#### READING PASSAGE:
Municipal elections were held in Rome on 13 and 27 May 2001 to elect the Mayor of Rome and 60 members of the City Council, as well as the nineteen presidents and more than 400 councillors of the 19 municipi in which the municipality was divided. The first round of the elections occurred on the same date of the national general election.

The outgoing Mayor Francesco Rutelli, term-limited by the Italian law on local government, had resigned from his position on 8 January that year to run as the main candidate of The Olive Tree in the national general election.

The two main candidates were the former Minister of Cultural Heritage, former Deputy Prime Minister and incumbent secretary of the Democrats of the Left (DS) Walter Veltroni and the liberal-conservative MEP Antonio Tajani, a prominent member of Silvio Berlusconi's Forza Italia (FI).

Since none of the candidates obtained the majority of votes on the first round, a second round vote was held on 27 May 2001. As a result of the election, Veltroni was elected mayor with 52% of votes and sworn in on 1 June 2001.

#### DATA FOR REVIEW:
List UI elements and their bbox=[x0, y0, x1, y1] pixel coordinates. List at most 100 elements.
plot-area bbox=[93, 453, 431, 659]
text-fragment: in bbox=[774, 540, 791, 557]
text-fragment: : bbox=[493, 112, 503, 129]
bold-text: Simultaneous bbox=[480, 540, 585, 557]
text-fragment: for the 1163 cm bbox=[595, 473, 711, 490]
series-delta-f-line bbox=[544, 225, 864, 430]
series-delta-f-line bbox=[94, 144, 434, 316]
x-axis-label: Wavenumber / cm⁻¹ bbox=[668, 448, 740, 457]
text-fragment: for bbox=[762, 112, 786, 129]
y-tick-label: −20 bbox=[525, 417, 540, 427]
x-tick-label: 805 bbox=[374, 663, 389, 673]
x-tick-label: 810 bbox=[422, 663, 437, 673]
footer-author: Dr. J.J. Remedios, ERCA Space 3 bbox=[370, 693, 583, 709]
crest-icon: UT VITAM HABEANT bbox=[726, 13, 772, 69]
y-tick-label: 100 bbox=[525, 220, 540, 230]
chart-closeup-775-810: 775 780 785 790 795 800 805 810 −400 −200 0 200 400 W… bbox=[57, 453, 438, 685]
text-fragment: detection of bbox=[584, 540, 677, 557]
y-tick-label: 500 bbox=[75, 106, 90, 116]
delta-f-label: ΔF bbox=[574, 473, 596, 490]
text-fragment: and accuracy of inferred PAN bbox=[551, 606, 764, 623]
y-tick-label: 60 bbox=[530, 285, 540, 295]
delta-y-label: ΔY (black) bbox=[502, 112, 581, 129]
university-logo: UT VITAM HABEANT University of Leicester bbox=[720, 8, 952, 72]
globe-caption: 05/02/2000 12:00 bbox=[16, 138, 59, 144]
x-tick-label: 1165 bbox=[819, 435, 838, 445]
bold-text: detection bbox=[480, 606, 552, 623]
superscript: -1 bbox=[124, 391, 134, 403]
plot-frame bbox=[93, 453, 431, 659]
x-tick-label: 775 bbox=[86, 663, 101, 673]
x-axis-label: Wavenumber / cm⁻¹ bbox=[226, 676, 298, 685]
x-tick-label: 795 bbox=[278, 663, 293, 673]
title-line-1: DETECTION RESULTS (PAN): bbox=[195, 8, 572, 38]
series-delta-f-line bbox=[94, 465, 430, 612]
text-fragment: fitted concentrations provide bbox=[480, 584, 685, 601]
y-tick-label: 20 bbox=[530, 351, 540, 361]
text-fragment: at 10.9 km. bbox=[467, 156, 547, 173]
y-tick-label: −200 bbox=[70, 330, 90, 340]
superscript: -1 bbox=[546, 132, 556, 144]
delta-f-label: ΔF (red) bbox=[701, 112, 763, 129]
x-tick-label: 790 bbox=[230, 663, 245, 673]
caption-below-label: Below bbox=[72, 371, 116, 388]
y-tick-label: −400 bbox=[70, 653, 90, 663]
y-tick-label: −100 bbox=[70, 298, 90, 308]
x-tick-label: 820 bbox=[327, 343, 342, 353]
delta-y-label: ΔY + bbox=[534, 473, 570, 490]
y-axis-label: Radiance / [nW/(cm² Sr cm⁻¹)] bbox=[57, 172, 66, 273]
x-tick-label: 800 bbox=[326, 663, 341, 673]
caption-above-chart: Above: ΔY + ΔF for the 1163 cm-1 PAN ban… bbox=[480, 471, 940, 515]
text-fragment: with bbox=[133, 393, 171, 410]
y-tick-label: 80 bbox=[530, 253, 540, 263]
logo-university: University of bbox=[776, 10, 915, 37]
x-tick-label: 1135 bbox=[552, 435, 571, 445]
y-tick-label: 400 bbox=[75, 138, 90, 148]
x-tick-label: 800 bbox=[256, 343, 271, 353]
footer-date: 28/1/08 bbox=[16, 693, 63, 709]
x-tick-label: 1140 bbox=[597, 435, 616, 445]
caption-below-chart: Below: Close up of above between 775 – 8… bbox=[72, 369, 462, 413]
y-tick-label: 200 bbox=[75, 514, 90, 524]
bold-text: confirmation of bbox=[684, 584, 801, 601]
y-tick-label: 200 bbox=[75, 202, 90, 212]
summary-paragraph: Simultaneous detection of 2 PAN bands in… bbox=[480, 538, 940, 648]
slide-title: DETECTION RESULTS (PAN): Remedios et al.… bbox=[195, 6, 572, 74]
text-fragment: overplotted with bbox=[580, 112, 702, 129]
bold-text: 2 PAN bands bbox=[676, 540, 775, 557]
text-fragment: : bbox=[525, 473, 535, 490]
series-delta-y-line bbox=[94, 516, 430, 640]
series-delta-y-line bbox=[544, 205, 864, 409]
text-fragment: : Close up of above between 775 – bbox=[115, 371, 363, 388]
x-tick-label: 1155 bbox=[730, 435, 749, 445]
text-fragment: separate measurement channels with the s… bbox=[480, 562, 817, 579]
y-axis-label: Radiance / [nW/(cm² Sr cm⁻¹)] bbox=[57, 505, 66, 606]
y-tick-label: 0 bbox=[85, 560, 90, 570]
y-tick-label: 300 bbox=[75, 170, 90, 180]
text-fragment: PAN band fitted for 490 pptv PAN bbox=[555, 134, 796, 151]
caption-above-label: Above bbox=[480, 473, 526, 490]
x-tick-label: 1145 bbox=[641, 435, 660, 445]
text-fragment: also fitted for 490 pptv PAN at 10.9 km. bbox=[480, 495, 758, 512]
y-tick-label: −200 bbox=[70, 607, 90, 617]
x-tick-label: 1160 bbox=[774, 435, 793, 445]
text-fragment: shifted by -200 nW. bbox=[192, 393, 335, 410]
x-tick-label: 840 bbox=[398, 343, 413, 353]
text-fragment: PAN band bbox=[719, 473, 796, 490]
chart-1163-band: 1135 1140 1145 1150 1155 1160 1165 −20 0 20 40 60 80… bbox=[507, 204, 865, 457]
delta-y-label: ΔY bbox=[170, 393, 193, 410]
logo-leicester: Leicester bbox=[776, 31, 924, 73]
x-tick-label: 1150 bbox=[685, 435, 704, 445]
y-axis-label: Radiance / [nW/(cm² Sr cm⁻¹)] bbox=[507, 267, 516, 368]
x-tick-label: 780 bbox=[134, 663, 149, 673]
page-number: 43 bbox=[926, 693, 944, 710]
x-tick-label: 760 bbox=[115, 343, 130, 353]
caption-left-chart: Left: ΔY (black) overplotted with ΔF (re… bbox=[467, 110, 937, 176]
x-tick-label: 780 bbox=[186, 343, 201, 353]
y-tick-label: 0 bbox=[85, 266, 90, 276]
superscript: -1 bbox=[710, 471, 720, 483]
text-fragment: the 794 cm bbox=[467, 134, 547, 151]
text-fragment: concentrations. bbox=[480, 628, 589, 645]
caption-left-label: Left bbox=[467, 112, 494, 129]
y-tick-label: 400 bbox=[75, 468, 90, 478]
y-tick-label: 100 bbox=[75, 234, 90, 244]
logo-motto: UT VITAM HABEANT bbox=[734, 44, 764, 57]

#### TASK ITEM:
Please revise the Rome election passage from "Municipal elections were" through "Forza Italia (FI).", swapping "councillors" for "council members". The material has no connection to the Rome election passage.

#### EXERCISE OUTPUT:
Municipal elections were held in Rome on 13 and 27 May 2001 to elect the Mayor of Rome and 60 members of the City Council, as well as the nineteen presidents and more than 400 council members of the 19 municipi in which the municipality was divided. The first round of the elections occurred on the same date of the national general election.

The outgoing Mayor Francesco Rutelli, term-limited by the Italian law on local government, had resigned from his position on 8 January that year to run as the main candidate of The Olive Tree in the national general election.

The two main candidates were the former Minister of Cultural Heritage, former Deputy Prime Minister and incumbent secretary of the Democrats of the Left (DS) Walter Veltroni and the liberal-conservative MEP Antonio Tajani, a prominent member of Silvio Berlusconi's Forza Italia (FI).